Tasks for this exercise
1. Do these statements agree with the blog post about Harriet Miers? (a) The writer links to the story of Miers' withdrawal. (b) The writer notes that Halloween falls on a Monday. (c) The commenter Micah was unsure about Miers from the beginning. Answer each with yes or no, and quote the words of the blog post that decide it.
2. From the listing, pull out the lines starting at its first line and ending at the line that contains "standings-table-1: Pos Equipo", both ends included, and reproduce them unchanged.

Start Passage to read

Thursday, October 27, 2005

Snobs and Smoky Rooms

Apparently my paranoia is catching on. In the wake of Harriet Miers' withdrawal (I have to take a brief second here to hate on the east-coast bias that puts me three hours behind the rest of the country -- and I'm not posting a link because the story is freaking everywhere) other like-minded geniuses as odderie are expressing worried puzzlement over the strange series of events that have surrounded the coven of Supreme Court ruminators (how strangely appropriate that Halloween is Monday).

Most of you know how much intellectual snobbery irritates me. It's one thing to hold yourself to rigorous standards of debate and expect the same of others. It's quite another to criticize someone, on the one hand innocently proclaiming "we don't know anything about her!" and on the other calling her "unqualified" (I guess, then, we must know at least one thing about her?). Certainly much of the motivation behind criticisms of Ms. Miers was political, and I don't doubt that a fair share of it was sexist as well. But most of what irritated me was the latent elitism in so-called criticisms of her qualifications. She didn't go to a top ten law school, so clearly she could never make an adequate Supreme Court justice. She's a practitioner, not an academic, so clearly she knows nothing about "the law." Whether people were hiding behind their high-minded ivory-tower concerns while secretly harboring political motives, or genuinely thought themselves better than the woman actually nominated to serve on our country's highest court, these criticisms were, plain and simple, wrong-headed and ill-conceived. Sorry for all the hyphens.

So: might there be an ulterior motive underlying the events of the past month or so? Is Bush in fact an evilgenius (yes, one word)? People laugh and mock the notion that Bush has the mental capacity for such devious plots, yet those same people are quick to point out that he's destroying our country. Look, stupidity and power can do a lot of messed up things. But they can't destroy a country unless the country itself is dumb enough to let that happen. So I think people give Bush more credit than they say they do, and perhaps not even enough credit at that. If Bush nominates Michael McConnell, who now will have the jockeying power to ask, why not Alberto Gonzales or Janice Brown? Bush tried to give us a moderate woman, and we rejected her by hiding behind "principles" (and shoddy principles, at that).

We should be ashamed of ourselves. Well, not me, because I always liked Harriet. But the rest of you. Yup, ashamed, ashamed, ashamed.

6 Comments:

At October 27, 2005 at 2:32 PM, Blogger Micah said...

I was iffy on Miers since the beginning because she's an unknown quantity. How would she vote if another issue like Kelo came up (which was a boneheaded, terrifying decision)? I'd much rather back someone with a paper trail which gave an indication on where she/he stood. But, then again, there was Souter had a paper trail...

End Passage to read
Start Dataset

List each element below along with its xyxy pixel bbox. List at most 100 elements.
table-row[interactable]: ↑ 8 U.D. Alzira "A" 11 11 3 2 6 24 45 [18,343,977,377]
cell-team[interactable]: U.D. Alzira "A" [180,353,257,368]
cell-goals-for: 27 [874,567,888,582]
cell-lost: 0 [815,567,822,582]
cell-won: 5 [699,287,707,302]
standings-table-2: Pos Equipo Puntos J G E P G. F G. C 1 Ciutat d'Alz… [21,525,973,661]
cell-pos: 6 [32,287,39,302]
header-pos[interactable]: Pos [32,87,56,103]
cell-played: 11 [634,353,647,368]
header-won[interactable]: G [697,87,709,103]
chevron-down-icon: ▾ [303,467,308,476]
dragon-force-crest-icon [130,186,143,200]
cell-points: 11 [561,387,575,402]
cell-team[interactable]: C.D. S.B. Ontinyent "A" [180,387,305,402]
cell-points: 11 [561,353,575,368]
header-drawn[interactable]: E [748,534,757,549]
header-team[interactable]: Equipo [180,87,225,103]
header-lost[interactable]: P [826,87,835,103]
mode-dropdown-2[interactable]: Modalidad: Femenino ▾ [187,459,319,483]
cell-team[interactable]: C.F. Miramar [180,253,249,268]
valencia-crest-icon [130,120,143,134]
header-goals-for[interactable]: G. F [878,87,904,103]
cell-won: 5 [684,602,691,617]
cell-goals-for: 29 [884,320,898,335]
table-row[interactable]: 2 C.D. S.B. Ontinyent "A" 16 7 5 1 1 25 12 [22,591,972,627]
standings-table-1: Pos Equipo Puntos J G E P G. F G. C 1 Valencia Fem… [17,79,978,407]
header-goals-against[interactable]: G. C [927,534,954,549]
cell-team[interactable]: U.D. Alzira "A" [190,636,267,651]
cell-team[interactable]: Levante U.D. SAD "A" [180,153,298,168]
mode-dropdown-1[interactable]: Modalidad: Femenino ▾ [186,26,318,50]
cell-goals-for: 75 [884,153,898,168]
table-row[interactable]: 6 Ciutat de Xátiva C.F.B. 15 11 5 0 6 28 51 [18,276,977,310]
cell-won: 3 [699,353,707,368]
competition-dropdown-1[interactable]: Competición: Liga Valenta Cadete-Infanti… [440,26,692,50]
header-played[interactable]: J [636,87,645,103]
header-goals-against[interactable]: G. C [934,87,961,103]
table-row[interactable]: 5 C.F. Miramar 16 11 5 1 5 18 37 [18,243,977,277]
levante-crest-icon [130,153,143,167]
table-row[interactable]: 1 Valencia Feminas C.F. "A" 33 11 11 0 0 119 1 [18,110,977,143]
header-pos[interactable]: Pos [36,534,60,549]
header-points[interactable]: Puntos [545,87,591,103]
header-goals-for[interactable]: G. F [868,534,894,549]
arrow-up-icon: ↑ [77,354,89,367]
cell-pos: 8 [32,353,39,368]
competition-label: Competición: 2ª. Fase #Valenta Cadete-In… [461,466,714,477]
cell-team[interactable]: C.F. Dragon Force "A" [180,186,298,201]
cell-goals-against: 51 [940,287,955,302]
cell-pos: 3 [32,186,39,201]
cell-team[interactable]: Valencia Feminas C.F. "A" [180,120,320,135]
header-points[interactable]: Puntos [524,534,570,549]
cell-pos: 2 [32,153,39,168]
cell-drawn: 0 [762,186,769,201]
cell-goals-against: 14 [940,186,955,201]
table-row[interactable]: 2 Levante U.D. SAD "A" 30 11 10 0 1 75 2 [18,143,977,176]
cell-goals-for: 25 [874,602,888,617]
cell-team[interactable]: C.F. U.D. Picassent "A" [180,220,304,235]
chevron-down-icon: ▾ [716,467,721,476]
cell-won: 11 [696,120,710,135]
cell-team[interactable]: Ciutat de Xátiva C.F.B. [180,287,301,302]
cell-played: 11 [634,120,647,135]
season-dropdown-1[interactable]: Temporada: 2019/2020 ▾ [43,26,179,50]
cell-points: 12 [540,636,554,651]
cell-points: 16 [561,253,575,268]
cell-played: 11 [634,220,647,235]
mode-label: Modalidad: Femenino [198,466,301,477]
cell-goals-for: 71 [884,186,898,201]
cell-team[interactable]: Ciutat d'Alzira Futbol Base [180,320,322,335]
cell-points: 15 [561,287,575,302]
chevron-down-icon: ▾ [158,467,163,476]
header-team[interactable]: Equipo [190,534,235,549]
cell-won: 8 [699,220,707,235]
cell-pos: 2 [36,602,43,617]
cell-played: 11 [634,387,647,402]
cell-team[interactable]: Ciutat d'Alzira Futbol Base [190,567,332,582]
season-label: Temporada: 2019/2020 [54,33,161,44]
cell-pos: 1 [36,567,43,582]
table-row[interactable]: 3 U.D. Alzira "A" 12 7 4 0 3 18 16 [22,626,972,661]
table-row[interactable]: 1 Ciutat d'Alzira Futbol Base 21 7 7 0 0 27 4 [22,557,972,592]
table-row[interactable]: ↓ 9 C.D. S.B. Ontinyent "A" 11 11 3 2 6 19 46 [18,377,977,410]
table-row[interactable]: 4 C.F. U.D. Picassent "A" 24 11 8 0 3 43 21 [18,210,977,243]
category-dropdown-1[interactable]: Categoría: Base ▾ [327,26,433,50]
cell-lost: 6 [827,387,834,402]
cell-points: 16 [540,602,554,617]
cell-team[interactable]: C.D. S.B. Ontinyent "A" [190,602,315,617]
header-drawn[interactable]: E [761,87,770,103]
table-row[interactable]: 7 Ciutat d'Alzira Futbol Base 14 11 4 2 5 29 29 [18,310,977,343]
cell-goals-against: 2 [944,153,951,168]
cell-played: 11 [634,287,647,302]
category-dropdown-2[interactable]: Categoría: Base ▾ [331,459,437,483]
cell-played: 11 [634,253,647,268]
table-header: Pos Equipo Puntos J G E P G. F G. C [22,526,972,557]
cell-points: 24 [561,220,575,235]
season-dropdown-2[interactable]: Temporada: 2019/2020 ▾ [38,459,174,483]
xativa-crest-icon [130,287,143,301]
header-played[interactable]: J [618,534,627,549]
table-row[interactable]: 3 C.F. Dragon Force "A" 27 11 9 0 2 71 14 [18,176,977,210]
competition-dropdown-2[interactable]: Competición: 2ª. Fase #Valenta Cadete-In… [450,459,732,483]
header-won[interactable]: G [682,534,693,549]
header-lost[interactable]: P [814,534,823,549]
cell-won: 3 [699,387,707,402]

End Dataset

Responses by task
1.
(a) No: "I'm not posting a link because the story is freaking everywhere"
(b) Yes: "how strangely appropriate that Halloween is Monday"
(c) Yes: "I was iffy on Miers since the beginning because she's an unknown quantity"

2.
List each element below along with its xyxy pixel bbox. List at most 100 elements.
table-row[interactable]: ↑ 8 U.D. Alzira "A" 11 11 3 2 6 24 45 [18,343,977,377]
cell-team[interactable]: U.D. Alzira "A" [180,353,257,368]
cell-goals-for: 27 [874,567,888,582]
cell-lost: 0 [815,567,822,582]
cell-won: 5 [699,287,707,302]
standings-table-2: Pos Equipo Puntos J G E P G. F G. C 1 Ciutat d'Alz… [21,525,973,661]
cell-pos: 6 [32,287,39,302]
header-pos[interactable]: Pos [32,87,56,103]
cell-played: 11 [634,353,647,368]
header-won[interactable]: G [697,87,709,103]
chevron-down-icon: ▾ [303,467,308,476]
dragon-force-crest-icon [130,186,143,200]
cell-points: 11 [561,387,575,402]
cell-team[interactable]: C.D. S.B. Ontinyent "A" [180,387,305,402]
cell-points: 11 [561,353,575,368]
header-drawn[interactable]: E [748,534,757,549]
header-team[interactable]: Equipo [180,87,225,103]
header-lost[interactable]: P [826,87,835,103]
mode-dropdown-2[interactable]: Modalidad: Femenino ▾ [187,459,319,483]
cell-team[interactable]: C.F. Miramar [180,253,249,268]
valencia-crest-icon [130,120,143,134]
header-goals-for[interactable]: G. F [878,87,904,103]
cell-won: 5 [684,602,691,617]
cell-goals-for: 29 [884,320,898,335]
table-row[interactable]: 2 C.D. S.B. Ontinyent "A" 16 7 5 1 1 25 12 [22,591,972,627]
standings-table-1: Pos Equipo Puntos J G E P G. F G. C 1 Valencia Fem… [17,79,978,407]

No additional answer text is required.